SHORT TASK 1
Copy out the passage about the California Public Utilities Commission in full, word for word.
— START TEXT SHOWN —
On September 9, 2010, a Pacific Gas & Electric natural gas pipeline exploded in San Bruno. Eight people were killed and 38 homes destroyed. Early last year, Bay Area assemblyman Jerry Hill told the California Public Utilities Commission that its lax regulation was greatly responsible.
Michael Peevey, president of the commission, indignantly huffed that a panel had been named to study the tragedy, so the assemblyman’s remark was “contemptible.”
Intoned Timothy Alan Simon, a commissioner, “I find it personally offensive for the member of the legislature to come before this body and try to even imply or indicate the slightest scintilla that we have been complacent in this area.”
Peevey had shown some humility right after the disaster, but in mid-2011, after the panel came out with the study lashing the utility for its incompetence and the commission for its weak-kneed regulation, Peevey gulped down a big helping of humble pie. He pledged that the commission would improve enforcement. Then, that year, he took four overseas trips paid for by utilities — to the United Kingdom, Sweden, Italy, and Australia. Simon went along on the Sweden and Italy junkets. His fiancée, San Francisco port commissioner Kimberly Brandon, went on the Sweden trip. Assemblyman Hill said the trips were shameful.
The California Public Utilities Commission continues to be marked by arrogance, ineptitude, bureaucratic sclerosis, pro-utility and anti-consumer bias, blindness to conflicts of interest, and the publishing of misleading information about its commissioners. The utilities the commission regulates are just as…well…contemptible. Pacific Gas & Electric wants its customers to pick up a significant part of the tab for future improvements in its pipelines. This smacks of San Diego Gas & Electric’s outrageous attempt to get its customers to pay for uninsured costs of the 2007 wildfires, for which the utility was found negligent. And the local utility wants customers to indemnify it against costs of future fires.
— END TEXT SHOWN —
SHORT TASK 2
Rewrite the records as a numbered list, covering everything from their first line down to the line containing "menu-item-show-ranges-panel[interactable]: Show Ranges", both included. Leave out any blank lines.
— START RECORDED INFORMATION —
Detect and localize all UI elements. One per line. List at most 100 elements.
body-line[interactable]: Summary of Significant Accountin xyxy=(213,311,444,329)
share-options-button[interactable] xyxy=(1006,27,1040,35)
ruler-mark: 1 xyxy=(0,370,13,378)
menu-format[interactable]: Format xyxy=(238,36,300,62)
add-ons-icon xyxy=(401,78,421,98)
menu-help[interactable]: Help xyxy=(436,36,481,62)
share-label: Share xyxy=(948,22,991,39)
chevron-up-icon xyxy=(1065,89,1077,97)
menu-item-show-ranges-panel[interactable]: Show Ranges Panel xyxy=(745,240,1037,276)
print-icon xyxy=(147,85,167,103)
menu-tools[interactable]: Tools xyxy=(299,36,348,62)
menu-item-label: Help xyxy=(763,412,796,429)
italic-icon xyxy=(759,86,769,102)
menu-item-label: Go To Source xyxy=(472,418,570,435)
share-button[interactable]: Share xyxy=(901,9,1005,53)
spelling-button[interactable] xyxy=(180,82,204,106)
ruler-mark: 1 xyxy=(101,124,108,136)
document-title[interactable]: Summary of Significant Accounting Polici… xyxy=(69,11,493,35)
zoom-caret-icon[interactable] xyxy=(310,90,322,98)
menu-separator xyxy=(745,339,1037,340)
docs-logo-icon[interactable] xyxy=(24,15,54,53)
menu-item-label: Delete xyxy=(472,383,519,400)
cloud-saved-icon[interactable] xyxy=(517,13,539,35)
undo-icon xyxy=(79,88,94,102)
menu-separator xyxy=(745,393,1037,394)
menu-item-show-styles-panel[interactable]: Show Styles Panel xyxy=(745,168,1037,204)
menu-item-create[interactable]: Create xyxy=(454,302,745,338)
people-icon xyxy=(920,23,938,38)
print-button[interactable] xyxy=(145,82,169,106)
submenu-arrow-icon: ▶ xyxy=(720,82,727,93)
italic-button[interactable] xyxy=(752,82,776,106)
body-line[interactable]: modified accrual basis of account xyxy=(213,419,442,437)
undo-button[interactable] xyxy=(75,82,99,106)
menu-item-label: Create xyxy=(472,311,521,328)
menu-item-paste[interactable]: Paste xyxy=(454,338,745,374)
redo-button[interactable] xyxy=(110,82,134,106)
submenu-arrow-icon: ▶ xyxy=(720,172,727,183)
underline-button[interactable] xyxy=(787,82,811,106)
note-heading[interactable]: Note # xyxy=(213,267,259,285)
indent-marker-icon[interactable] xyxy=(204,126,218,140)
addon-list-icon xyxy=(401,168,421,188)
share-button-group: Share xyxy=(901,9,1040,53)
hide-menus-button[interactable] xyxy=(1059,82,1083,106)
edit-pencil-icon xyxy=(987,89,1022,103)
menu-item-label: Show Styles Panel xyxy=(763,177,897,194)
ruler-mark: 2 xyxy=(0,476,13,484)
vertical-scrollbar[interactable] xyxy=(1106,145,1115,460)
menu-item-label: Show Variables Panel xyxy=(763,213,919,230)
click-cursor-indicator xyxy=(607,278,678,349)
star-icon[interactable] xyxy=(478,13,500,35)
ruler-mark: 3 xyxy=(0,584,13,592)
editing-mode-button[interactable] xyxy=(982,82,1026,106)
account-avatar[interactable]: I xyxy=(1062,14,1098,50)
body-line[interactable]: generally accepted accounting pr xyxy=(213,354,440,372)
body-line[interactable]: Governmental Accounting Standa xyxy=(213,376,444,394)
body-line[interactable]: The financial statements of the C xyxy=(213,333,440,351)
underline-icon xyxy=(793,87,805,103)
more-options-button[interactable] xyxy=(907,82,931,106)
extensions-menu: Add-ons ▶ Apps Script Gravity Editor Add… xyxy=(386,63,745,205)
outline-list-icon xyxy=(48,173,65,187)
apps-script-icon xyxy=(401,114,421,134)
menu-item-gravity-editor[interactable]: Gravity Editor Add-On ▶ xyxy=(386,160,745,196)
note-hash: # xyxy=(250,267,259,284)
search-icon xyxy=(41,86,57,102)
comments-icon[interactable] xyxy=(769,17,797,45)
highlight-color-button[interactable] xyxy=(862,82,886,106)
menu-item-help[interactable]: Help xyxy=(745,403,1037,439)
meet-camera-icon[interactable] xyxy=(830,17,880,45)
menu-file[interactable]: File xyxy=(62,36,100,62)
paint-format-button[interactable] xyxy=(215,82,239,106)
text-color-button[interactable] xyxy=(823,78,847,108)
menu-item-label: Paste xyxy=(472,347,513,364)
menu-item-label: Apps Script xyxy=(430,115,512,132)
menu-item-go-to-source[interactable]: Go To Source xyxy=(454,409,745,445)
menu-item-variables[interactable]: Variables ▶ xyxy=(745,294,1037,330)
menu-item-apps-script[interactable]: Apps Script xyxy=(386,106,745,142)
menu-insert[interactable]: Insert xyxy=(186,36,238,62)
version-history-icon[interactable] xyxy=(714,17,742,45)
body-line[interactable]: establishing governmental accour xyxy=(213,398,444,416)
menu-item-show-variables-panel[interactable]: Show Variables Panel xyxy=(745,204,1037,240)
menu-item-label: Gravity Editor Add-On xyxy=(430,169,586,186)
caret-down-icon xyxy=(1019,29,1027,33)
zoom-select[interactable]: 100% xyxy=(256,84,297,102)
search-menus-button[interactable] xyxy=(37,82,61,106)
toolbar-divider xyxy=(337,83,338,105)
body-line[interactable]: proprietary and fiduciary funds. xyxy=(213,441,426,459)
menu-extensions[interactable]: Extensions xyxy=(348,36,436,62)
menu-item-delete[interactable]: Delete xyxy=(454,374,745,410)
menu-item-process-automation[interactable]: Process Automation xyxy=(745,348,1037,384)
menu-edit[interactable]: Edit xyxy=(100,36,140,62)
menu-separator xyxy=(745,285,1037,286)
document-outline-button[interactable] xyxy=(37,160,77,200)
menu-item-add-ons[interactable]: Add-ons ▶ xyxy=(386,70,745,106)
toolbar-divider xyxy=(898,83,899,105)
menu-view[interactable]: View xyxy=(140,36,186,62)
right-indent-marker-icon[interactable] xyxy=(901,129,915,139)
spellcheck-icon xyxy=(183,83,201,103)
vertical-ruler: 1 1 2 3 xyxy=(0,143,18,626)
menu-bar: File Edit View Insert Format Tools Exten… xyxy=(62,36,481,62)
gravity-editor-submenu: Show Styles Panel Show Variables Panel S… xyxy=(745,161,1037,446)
— END RECORDED INFORMATION —
EXERCISE ANSWER 1
On September 9, 2010, a Pacific Gas & Electric natural gas pipeline exploded in San Bruno. Eight people were killed and 38 homes destroyed. Early last year, Bay Area assemblyman Jerry Hill told the California Public Utilities Commission that its lax regulation was greatly responsible.
Michael Peevey, president of the commission, indignantly huffed that a panel had been named to study the tragedy, so the assemblyman’s remark was “contemptible.”
Intoned Timothy Alan Simon, a commissioner, “I find it personally offensive for the member of the legislature to come before this body and try to even imply or indicate the slightest scintilla that we have been complacent in this area.”
Peevey had shown some humility right after the disaster, but in mid-2011, after the panel came out with the study lashing the utility for its incompetence and the commission for its weak-kneed regulation, Peevey gulped down a big helping of humble pie. He pledged that the commission would improve enforcement. Then, that year, he took four overseas trips paid for by utilities — to the United Kingdom, Sweden, Italy, and Australia. Simon went along on the Sweden and Italy junkets. His fiancée, San Francisco port commissioner Kimberly Brandon, went on the Sweden trip. Assemblyman Hill said the trips were shameful.
The California Public Utilities Commission continues to be marked by arrogance, ineptitude, bureaucratic sclerosis, pro-utility and anti-consumer bias, blindness to conflicts of interest, and the publishing of misleading information about its commissioners. The utilities the commission regulates are just as…well…contemptible. Pacific Gas & Electric wants its customers to pick up a significant part of the tab for future improvements in its pipelines. This smacks of San Diego Gas & Electric’s outrageous attempt to get its customers to pay for uninsured costs of the 2007 wildfires, for which the utility was found negligent. And the local utility wants customers to indemnify it against costs of future fires.

EXERCISE ANSWER 2
1. Detect and localize all UI elements. One per line. List at most 100 elements.
2. body-line[interactable]: Summary of Significant Accountin xyxy=(213,311,444,329)
3. share-options-button[interactable] xyxy=(1006,27,1040,35)
4. ruler-mark: 1 xyxy=(0,370,13,378)
5. menu-format[interactable]: Format xyxy=(238,36,300,62)
6. add-ons-icon xyxy=(401,78,421,98)
7. menu-help[interactable]: Help xyxy=(436,36,481,62)
8. share-label: Share xyxy=(948,22,991,39)
9. chevron-up-icon xyxy=(1065,89,1077,97)
10. menu-item-show-ranges-panel[interactable]: Show Ranges Panel xyxy=(745,240,1037,276)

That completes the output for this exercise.